| To do |
Identify all lines below that hold "data" and collect them.

+--

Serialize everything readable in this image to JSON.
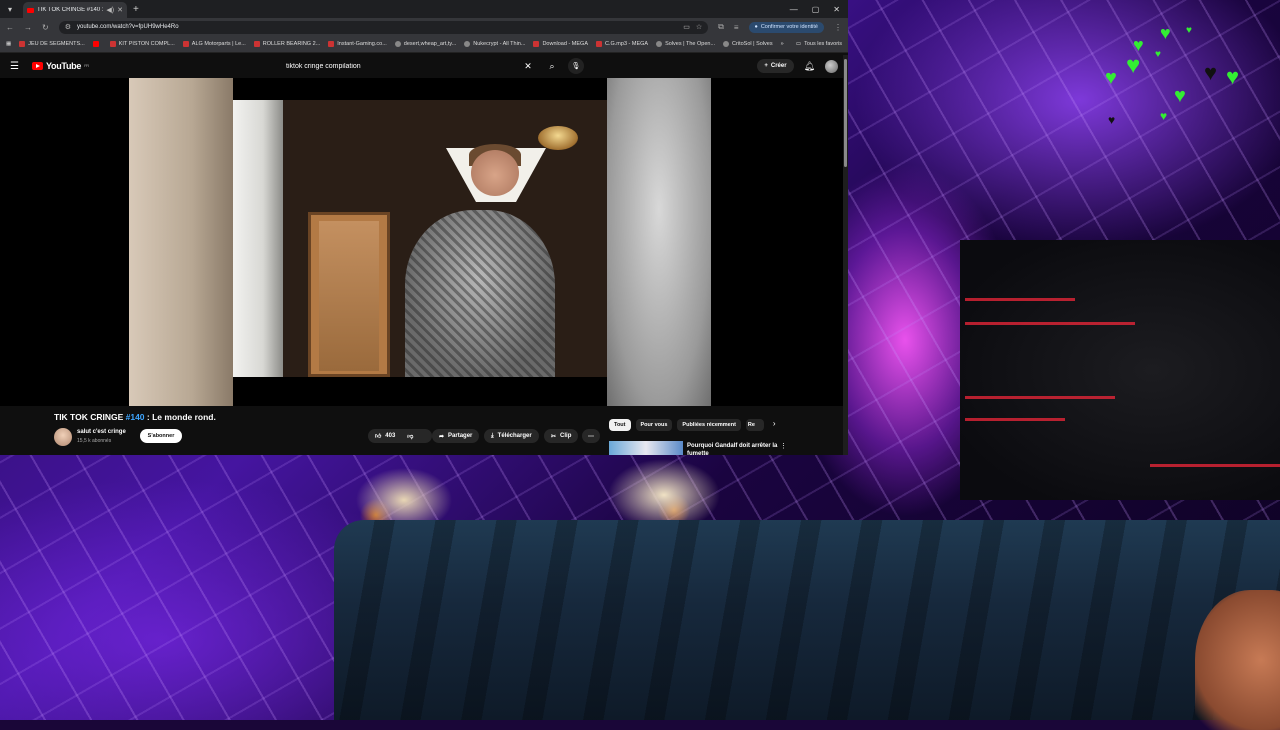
{
  "browser": {
    "tab_title": "TIK TOK CRINGE #140 : Le",
    "url": "youtube.com/watch?v=fpUH9wHe4Ro",
    "confirm_label": "Confirmer votre identité",
    "bookmarks": [
      "JEU DE SEGMENTS...",
      "",
      "KIT PISTON COMPL...",
      "ALG Motorparts | Le...",
      "ROLLER BEARING 2...",
      "Instant-Gaming.co...",
      "desert,wheap_art,ty...",
      "Nukecrypt - All Thin...",
      "Download - MEGA",
      "C.G.mp3 - MEGA",
      "Solves | The Open...",
      "CritoSol | Solves"
    ],
    "bookmarks_more": "»",
    "bookmarks_all": "Tous les favoris"
  },
  "youtube": {
    "logo_text": "YouTube",
    "logo_sup": "FR",
    "search_value": "tiktok cringe compilation",
    "create_label": "Créer",
    "video": {
      "title_prefix": "TIK TOK CRINGE ",
      "title_hashtag": "#140",
      "title_suffix": " : Le monde rond.",
      "channel_name": "salut c'est cringe",
      "subscribers": "15,5 k abonnés",
      "subscribe_label": "S'abonner",
      "likes": "403",
      "share_label": "Partager",
      "download_label": "Télécharger",
      "clip_label": "Clip"
    },
    "chips": [
      "Tout",
      "Pour vous",
      "Publiées récemment",
      "Re"
    ],
    "recommendation": {
      "title": "Pourquoi Gandalf doit arrêter la fumette"
    }
  }
}
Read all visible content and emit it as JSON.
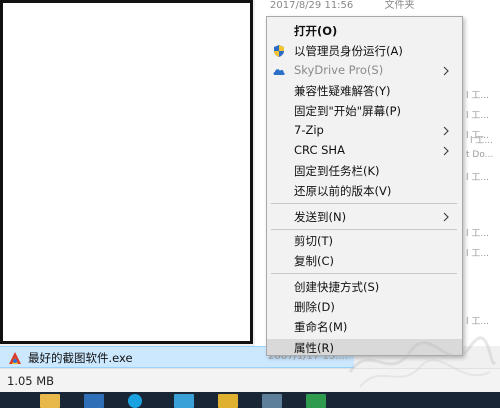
{
  "background": {
    "header": [
      "2017/8/29 11:56",
      "文件夹"
    ],
    "column_snippets": [
      "l 工...",
      "l 工...",
      "l 工...",
      "l 工...",
      "t Do...",
      "l 工...",
      "l 工...",
      "l 工...",
      "l 工..."
    ]
  },
  "context_menu": {
    "items": [
      {
        "label": "打开(O)"
      },
      {
        "label": "以管理员身份运行(A)"
      },
      {
        "label": "SkyDrive Pro(S)"
      },
      {
        "label": "兼容性疑难解答(Y)"
      },
      {
        "label": "固定到\"开始\"屏幕(P)"
      },
      {
        "label": "7-Zip"
      },
      {
        "label": "CRC SHA"
      },
      {
        "label": "固定到任务栏(K)"
      },
      {
        "label": "还原以前的版本(V)"
      },
      {
        "label": "发送到(N)"
      },
      {
        "label": "剪切(T)"
      },
      {
        "label": "复制(C)"
      },
      {
        "label": "创建快捷方式(S)"
      },
      {
        "label": "删除(D)"
      },
      {
        "label": "重命名(M)"
      },
      {
        "label": "属性(R)"
      }
    ]
  },
  "file_row": {
    "name": "最好的截图软件.exe",
    "date": "2007/1/17 13:..."
  },
  "status_bar": {
    "size": "1.05 MB"
  },
  "colors": {
    "selection": "#cce8ff",
    "menu_bg": "#f2f2f2",
    "menu_hover": "#d9d9d9",
    "taskbar": "#182635"
  }
}
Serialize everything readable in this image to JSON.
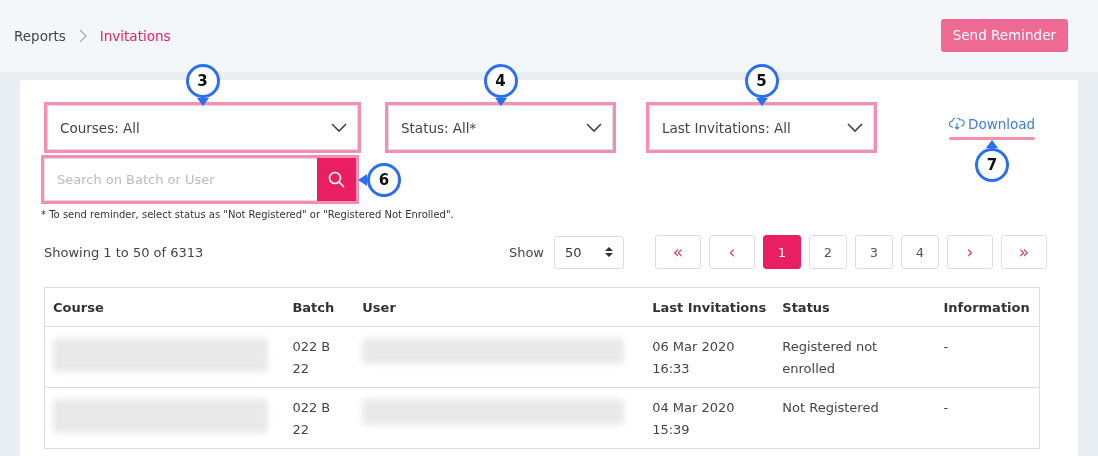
{
  "breadcrumb": {
    "items": [
      {
        "label": "Reports",
        "selected": false
      },
      {
        "label": "Invitations",
        "selected": true
      }
    ]
  },
  "send_button": {
    "label": "Send Reminder"
  },
  "filters": [
    {
      "value": "Courses: All",
      "highlighted": true,
      "callout": {
        "number": "3",
        "kind": "down"
      }
    },
    {
      "value": "Status: All*",
      "highlighted": true,
      "callout": {
        "number": "4",
        "kind": "down"
      }
    },
    {
      "value": "Last Invitations: All",
      "highlighted": true,
      "callout": {
        "number": "5",
        "kind": "down"
      }
    }
  ],
  "download": {
    "label": "Download",
    "highlighted": true,
    "callout": {
      "number": "7",
      "kind": "up"
    }
  },
  "search": {
    "placeholder": "Search on Batch or User",
    "highlighted": true,
    "callout": {
      "number": "6",
      "kind": "left"
    }
  },
  "note": "* To send reminder, select status as \"Not Registered\" or \"Registered Not Enrolled\".",
  "summary": "Showing 1 to 50 of 6313",
  "page_size": {
    "label": "Show",
    "value": "50"
  },
  "pagination": [
    {
      "label": "«",
      "kind": "nav",
      "selected": false
    },
    {
      "label": "‹",
      "kind": "nav",
      "selected": false
    },
    {
      "label": "1",
      "kind": "page",
      "selected": true
    },
    {
      "label": "2",
      "kind": "page",
      "selected": false
    },
    {
      "label": "3",
      "kind": "page",
      "selected": false
    },
    {
      "label": "4",
      "kind": "page",
      "selected": false
    },
    {
      "label": "›",
      "kind": "nav",
      "selected": false
    },
    {
      "label": "»",
      "kind": "nav",
      "selected": false
    }
  ],
  "table": {
    "columns": [
      "Course",
      "Batch",
      "User",
      "Last Invitations",
      "Status",
      "Information"
    ],
    "rows": [
      {
        "batch": "022 B 22",
        "last_invitation": "06 Mar 2020 16:33",
        "status": "Registered not enrolled",
        "information": "-"
      },
      {
        "batch": "022 B 22",
        "last_invitation": "04 Mar 2020 15:39",
        "status": "Not Registered",
        "information": "-"
      }
    ]
  }
}
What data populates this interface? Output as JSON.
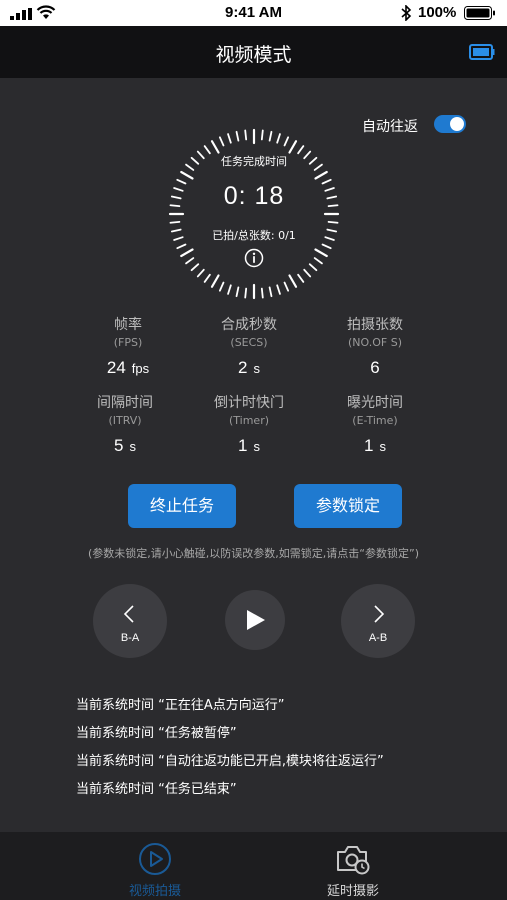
{
  "status_bar": {
    "time": "9:41 AM",
    "battery_pct": "100%"
  },
  "nav": {
    "title": "视频模式"
  },
  "toggle": {
    "label": "自动往返",
    "on": true
  },
  "dial": {
    "label": "任务完成时间",
    "time": "0:  18",
    "count": "已拍/总张数: 0/1"
  },
  "params": [
    {
      "name": "帧率",
      "en": "(FPS)",
      "value": "24",
      "unit": "fps"
    },
    {
      "name": "合成秒数",
      "en": "(SECS)",
      "value": "2",
      "unit": "s"
    },
    {
      "name": "拍摄张数",
      "en": "(NO.OF S)",
      "value": "6",
      "unit": ""
    },
    {
      "name": "间隔时间",
      "en": "(ITRV)",
      "value": "5",
      "unit": "s"
    },
    {
      "name": "倒计时快门",
      "en": "(Timer)",
      "value": "1",
      "unit": "s"
    },
    {
      "name": "曝光时间",
      "en": "(E-Time)",
      "value": "1",
      "unit": "s"
    }
  ],
  "buttons": {
    "stop": "终止任务",
    "lock": "参数锁定"
  },
  "hint": "(参数未锁定,请小心触碰,以防误改参数,如需锁定,请点击“参数锁定”)",
  "controls": {
    "back_label": "B-A",
    "forward_label": "A-B"
  },
  "logs": [
    "当前系统时间 “正在往A点方向运行”",
    "当前系统时间 “任务被暂停”",
    "当前系统时间 “自动往返功能已开启,模块将往返运行”",
    "当前系统时间 “任务已结束”"
  ],
  "tabs": [
    {
      "label": "视频拍摄",
      "active": true,
      "icon": "play-circle-icon"
    },
    {
      "label": "延时摄影",
      "active": false,
      "icon": "camera-timer-icon"
    }
  ],
  "colors": {
    "accent": "#1f7ad0",
    "background": "#2b2b2e",
    "nav": "#111113",
    "tab_active": "#1a5a96"
  }
}
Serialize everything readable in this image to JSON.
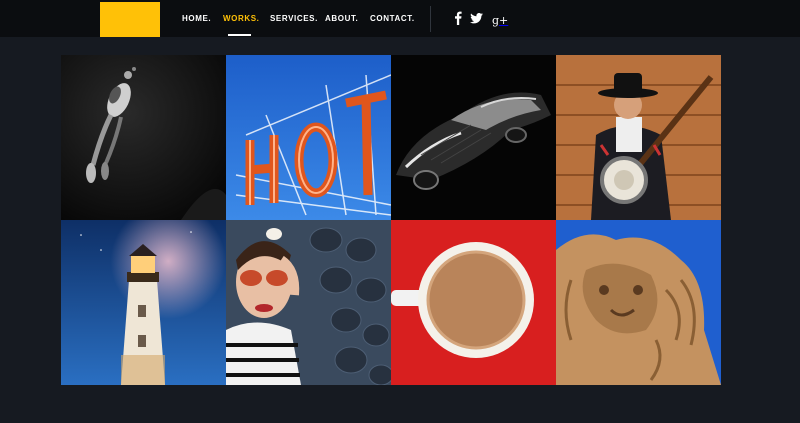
{
  "nav": {
    "items": [
      {
        "label": "HOME."
      },
      {
        "label": "WORKS.",
        "active": true
      },
      {
        "label": "SERVICES."
      },
      {
        "label": "ABOUT."
      },
      {
        "label": "CONTACT."
      }
    ]
  },
  "social": {
    "facebook_icon": "f",
    "twitter_icon": "twitter-bird",
    "gplus_icon": "g+"
  },
  "colors": {
    "accent": "#ffc107",
    "background": "#161a21",
    "header": "#0b0d10"
  },
  "gallery": [
    {
      "name": "scuba-diver"
    },
    {
      "name": "hotel-neon-sign"
    },
    {
      "name": "vintage-car"
    },
    {
      "name": "banjo-player"
    },
    {
      "name": "lighthouse"
    },
    {
      "name": "woman-sunglasses"
    },
    {
      "name": "coffee-cup"
    },
    {
      "name": "lion-statue"
    }
  ]
}
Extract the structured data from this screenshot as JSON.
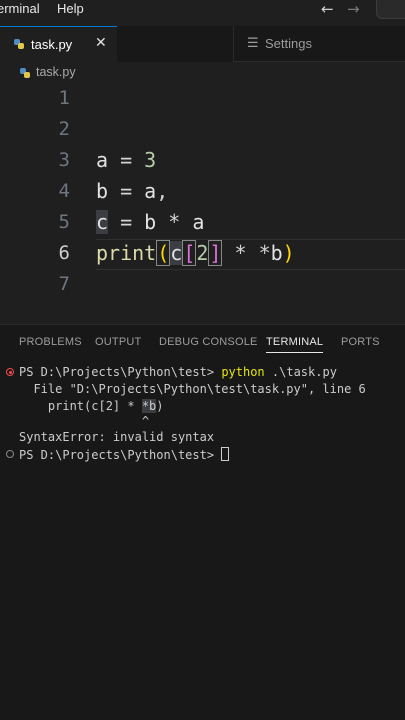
{
  "menubar": {
    "items": [
      "erminal",
      "Help"
    ]
  },
  "icons": {
    "nav_back": "arrow-left-icon",
    "nav_forward": "arrow-right-icon",
    "close": "close-icon",
    "settings": "gear-icon",
    "python": "python-file-icon"
  },
  "tabs": [
    {
      "label": "task.py",
      "active": true
    },
    {
      "label": "Settings",
      "active": false
    }
  ],
  "breadcrumb": {
    "file": "task.py"
  },
  "editor": {
    "current_line": 6,
    "line_numbers": [
      "1",
      "2",
      "3",
      "4",
      "5",
      "6",
      "7"
    ],
    "lines": [
      "",
      "",
      "a = 3",
      "b = a,",
      "c = b * a",
      "print(c[2] * *b)",
      ""
    ]
  },
  "panel": {
    "tabs": [
      "PROBLEMS",
      "OUTPUT",
      "DEBUG CONSOLE",
      "TERMINAL",
      "PORTS"
    ],
    "active_tab": "TERMINAL"
  },
  "terminal": {
    "prompt": "PS D:\\Projects\\Python\\test>",
    "command_name": "python",
    "command_args": " .\\task.py",
    "traceback_file": "  File \"D:\\Projects\\Python\\test\\task.py\", line 6",
    "traceback_code_pre": "    print(c[2] * ",
    "traceback_code_sel": "*b",
    "traceback_code_post": ")",
    "caret": "                 ^",
    "error": "SyntaxError: invalid syntax",
    "prompt2": "PS D:\\Projects\\Python\\test>"
  },
  "colors": {
    "accent": "#0078d4",
    "error_dot": "#f14c4c",
    "command": "#e5e510",
    "bracket_gold": "#ffd700",
    "bracket_purple": "#da70d6",
    "number": "#b5cea8",
    "function": "#dcdcaa"
  }
}
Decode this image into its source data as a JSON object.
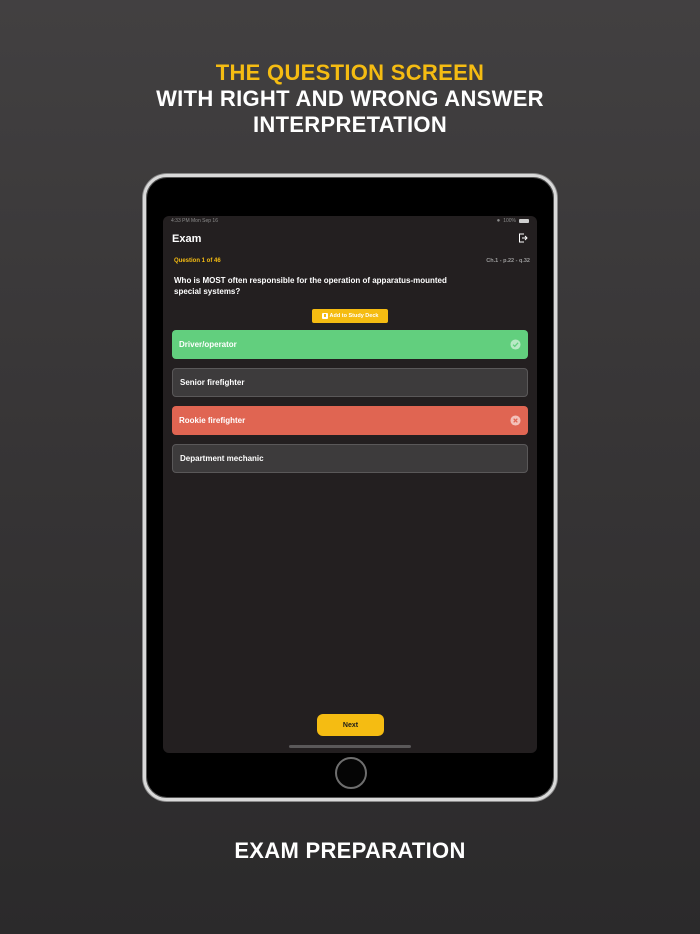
{
  "header": {
    "line1": "THE QUESTION SCREEN",
    "line2": "WITH RIGHT AND WRONG ANSWER",
    "line3": "INTERPRETATION"
  },
  "footer": {
    "caption": "EXAM PREPARATION"
  },
  "status_bar": {
    "time": "4:33 PM  Mon Sep 16",
    "battery": "100%"
  },
  "screen": {
    "title": "Exam",
    "question_count": "Question 1 of 46",
    "reference": "Ch.1 - p.22 - q.32",
    "question": "Who is MOST often responsible for the operation of apparatus-mounted special systems?",
    "study_button": "Add to Study Deck",
    "answers": [
      {
        "label": "Driver/operator",
        "state": "correct"
      },
      {
        "label": "Senior firefighter",
        "state": "neutral"
      },
      {
        "label": "Rookie firefighter",
        "state": "wrong"
      },
      {
        "label": "Department mechanic",
        "state": "neutral"
      }
    ],
    "next_button": "Next"
  },
  "colors": {
    "accent": "#f5bc12",
    "correct": "#62cf7e",
    "wrong": "#e06552",
    "screen_bg": "#231f20"
  }
}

+--

| Answer in full |
What data populates this interface? Output as JSON.
Extract the structured data from this screenshot as JSON.
Decode this image into its source data as a JSON object.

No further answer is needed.